Find each line in the data below that contains the string "icon" and copy those lines out in full. Case counts.

[start]

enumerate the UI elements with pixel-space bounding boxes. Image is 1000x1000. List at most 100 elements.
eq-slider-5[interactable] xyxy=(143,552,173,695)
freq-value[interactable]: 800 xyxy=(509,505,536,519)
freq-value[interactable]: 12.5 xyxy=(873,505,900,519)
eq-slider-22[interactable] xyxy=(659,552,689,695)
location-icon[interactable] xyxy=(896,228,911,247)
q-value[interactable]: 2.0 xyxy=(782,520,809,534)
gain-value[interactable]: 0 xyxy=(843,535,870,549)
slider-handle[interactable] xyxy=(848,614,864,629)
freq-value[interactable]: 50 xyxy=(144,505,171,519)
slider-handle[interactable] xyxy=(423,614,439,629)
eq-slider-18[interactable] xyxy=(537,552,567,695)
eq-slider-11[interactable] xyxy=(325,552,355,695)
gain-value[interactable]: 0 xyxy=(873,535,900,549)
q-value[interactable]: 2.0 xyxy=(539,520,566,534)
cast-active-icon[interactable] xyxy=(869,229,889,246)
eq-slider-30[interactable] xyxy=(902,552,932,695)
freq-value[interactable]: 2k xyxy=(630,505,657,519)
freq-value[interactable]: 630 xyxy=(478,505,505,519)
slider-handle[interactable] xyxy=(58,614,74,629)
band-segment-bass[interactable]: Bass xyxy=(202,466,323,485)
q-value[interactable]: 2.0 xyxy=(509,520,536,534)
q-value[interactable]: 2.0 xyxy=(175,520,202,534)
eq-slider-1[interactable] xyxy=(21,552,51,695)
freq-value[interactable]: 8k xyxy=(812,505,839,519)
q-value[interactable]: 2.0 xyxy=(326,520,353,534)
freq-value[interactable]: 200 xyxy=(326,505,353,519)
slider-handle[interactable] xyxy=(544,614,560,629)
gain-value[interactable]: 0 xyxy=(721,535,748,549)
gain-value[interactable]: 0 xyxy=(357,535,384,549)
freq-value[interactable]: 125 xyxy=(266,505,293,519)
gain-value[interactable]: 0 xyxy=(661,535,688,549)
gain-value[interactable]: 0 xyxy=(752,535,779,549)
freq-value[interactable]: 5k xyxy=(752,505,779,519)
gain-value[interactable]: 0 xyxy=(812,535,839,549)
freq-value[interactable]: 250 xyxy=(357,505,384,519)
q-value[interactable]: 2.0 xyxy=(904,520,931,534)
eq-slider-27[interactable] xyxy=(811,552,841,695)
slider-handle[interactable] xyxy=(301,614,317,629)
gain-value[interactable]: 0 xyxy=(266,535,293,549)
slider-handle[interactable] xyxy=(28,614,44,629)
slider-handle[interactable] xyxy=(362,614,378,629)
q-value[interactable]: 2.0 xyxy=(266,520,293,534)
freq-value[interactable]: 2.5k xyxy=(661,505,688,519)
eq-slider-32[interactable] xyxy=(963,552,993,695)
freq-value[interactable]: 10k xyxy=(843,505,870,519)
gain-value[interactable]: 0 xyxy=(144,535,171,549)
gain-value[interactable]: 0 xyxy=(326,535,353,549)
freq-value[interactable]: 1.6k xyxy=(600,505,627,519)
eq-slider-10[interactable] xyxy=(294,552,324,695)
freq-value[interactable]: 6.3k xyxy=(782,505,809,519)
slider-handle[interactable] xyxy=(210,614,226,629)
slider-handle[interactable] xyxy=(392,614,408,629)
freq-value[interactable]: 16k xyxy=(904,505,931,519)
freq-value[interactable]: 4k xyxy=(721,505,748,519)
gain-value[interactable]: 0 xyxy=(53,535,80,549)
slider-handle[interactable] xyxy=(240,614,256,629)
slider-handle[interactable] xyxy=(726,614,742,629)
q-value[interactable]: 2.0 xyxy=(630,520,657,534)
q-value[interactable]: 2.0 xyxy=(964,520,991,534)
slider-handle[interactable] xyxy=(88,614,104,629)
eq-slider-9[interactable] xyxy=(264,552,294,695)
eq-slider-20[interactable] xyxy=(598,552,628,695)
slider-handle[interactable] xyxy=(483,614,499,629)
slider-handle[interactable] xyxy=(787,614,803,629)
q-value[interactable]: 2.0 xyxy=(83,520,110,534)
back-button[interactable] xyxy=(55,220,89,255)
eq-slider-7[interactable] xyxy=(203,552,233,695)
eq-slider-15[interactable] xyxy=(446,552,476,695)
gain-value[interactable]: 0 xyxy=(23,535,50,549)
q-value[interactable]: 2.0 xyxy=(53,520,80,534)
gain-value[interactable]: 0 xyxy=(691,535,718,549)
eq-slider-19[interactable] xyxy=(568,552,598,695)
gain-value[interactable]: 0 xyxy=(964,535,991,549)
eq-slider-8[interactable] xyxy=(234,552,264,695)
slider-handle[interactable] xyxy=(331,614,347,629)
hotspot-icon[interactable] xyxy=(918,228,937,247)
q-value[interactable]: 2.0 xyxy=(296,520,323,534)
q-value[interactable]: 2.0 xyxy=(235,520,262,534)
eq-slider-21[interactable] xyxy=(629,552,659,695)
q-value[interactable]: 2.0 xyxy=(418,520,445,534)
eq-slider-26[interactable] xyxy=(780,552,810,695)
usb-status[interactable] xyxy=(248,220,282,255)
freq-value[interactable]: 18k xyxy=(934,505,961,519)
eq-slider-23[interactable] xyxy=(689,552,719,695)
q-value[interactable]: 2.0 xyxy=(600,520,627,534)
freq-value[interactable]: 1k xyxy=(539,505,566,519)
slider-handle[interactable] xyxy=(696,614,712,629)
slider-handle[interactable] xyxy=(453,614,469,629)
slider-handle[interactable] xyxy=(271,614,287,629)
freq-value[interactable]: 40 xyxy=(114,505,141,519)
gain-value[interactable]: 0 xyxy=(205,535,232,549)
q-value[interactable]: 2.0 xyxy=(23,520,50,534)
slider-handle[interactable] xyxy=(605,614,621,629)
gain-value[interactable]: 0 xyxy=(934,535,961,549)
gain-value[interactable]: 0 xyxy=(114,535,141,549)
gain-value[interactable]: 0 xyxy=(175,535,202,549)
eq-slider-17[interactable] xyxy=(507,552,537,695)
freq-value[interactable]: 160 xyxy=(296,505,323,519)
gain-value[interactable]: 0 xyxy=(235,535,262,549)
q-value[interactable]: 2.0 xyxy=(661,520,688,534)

[end]

Right answer
location-icon[interactable] xyxy=(896,228,911,247)
cast-active-icon[interactable] xyxy=(869,229,889,246)
hotspot-icon[interactable] xyxy=(918,228,937,247)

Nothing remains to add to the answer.